[SET PROBLEM]
Copy out all lines in the data below containing the string "values".

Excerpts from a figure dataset
** START **
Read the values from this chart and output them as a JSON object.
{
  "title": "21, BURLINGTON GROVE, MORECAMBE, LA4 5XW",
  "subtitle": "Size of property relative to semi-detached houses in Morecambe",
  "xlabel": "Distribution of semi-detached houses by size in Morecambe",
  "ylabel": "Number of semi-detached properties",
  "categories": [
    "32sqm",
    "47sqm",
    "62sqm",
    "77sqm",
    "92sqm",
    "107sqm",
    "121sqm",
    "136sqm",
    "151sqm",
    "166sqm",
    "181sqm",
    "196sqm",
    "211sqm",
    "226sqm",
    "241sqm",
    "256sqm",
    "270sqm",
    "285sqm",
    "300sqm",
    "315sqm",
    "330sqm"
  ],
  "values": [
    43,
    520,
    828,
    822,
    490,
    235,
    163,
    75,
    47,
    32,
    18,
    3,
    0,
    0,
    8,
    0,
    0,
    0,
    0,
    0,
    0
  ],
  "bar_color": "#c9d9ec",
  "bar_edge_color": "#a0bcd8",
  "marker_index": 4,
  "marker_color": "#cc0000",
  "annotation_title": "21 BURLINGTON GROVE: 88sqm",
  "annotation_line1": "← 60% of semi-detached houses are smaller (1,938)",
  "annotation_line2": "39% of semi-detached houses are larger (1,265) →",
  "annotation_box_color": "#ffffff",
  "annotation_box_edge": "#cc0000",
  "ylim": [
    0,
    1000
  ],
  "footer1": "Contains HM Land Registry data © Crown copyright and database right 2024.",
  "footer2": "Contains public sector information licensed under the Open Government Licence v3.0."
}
** END **
** START **
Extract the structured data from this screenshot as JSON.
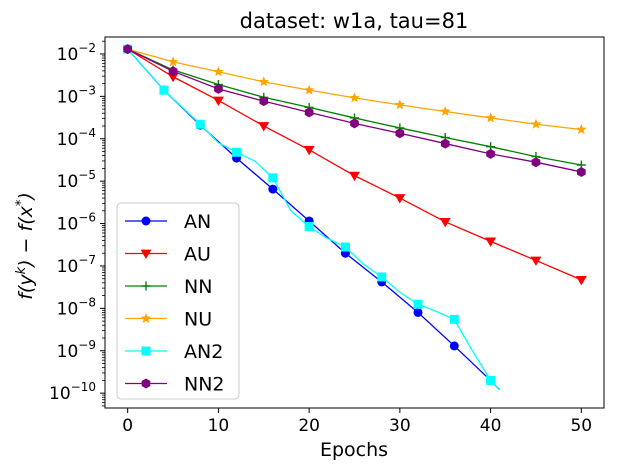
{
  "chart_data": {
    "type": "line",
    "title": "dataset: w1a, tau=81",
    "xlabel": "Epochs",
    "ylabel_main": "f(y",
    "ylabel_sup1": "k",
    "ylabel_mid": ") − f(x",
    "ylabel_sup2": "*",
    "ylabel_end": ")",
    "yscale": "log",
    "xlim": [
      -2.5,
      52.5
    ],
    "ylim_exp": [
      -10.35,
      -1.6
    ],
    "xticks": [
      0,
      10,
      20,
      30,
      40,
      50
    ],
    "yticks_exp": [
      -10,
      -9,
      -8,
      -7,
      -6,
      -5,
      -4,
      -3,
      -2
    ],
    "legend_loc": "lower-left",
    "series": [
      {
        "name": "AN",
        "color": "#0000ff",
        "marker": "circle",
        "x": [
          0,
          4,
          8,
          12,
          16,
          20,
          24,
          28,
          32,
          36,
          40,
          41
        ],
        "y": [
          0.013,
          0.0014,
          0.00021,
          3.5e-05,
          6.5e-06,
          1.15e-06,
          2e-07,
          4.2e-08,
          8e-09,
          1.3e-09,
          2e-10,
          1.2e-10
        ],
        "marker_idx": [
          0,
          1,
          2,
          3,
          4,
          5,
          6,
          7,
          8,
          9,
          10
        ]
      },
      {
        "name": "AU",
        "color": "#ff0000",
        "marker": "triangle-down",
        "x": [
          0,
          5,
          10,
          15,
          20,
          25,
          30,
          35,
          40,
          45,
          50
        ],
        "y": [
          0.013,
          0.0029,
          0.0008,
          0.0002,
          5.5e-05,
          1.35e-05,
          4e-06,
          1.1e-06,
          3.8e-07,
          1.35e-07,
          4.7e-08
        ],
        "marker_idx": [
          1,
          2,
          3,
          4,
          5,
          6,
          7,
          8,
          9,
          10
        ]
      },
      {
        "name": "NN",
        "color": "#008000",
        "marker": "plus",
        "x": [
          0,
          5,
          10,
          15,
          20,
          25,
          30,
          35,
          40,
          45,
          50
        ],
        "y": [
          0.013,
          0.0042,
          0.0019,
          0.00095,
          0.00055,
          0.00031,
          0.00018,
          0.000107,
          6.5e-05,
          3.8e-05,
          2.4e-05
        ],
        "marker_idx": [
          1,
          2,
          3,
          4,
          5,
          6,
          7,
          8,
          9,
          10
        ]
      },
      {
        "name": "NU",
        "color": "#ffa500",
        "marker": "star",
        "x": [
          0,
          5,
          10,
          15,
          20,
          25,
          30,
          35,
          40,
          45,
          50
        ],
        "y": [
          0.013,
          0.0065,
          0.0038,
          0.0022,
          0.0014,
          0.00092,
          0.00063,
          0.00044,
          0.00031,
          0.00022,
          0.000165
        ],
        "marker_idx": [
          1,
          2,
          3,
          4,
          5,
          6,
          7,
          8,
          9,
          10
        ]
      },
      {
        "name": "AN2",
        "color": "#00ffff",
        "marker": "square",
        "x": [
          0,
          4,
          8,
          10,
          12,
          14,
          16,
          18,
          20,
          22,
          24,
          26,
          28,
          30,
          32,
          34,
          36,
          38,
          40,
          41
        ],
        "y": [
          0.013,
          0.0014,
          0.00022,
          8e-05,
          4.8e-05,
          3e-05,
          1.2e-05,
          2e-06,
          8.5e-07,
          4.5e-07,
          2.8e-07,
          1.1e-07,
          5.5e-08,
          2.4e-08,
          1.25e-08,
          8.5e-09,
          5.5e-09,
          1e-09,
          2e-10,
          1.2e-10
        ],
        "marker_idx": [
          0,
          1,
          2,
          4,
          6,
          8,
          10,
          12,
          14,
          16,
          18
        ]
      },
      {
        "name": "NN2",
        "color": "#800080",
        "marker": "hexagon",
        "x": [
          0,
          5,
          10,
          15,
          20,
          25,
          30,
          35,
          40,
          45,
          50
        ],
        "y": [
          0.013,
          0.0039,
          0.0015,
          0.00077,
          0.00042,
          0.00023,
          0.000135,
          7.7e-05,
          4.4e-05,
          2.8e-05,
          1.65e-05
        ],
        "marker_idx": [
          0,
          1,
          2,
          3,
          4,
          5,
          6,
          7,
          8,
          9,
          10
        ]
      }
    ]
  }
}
** END **
** START **
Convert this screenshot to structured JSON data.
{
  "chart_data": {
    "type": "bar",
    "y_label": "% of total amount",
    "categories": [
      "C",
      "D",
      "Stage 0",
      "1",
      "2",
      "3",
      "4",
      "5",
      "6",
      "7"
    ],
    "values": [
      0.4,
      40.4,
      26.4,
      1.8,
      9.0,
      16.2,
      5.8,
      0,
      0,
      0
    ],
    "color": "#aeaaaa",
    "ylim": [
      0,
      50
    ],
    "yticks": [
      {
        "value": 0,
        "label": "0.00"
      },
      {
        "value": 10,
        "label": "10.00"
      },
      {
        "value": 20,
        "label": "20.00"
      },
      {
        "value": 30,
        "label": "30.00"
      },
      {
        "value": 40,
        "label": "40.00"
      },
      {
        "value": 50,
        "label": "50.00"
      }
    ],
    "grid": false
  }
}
** END **
[SOLUTION FOR THIS PROBLEM]
Read the values from this chart and output them as a JSON object.
  "values": [
    "values": [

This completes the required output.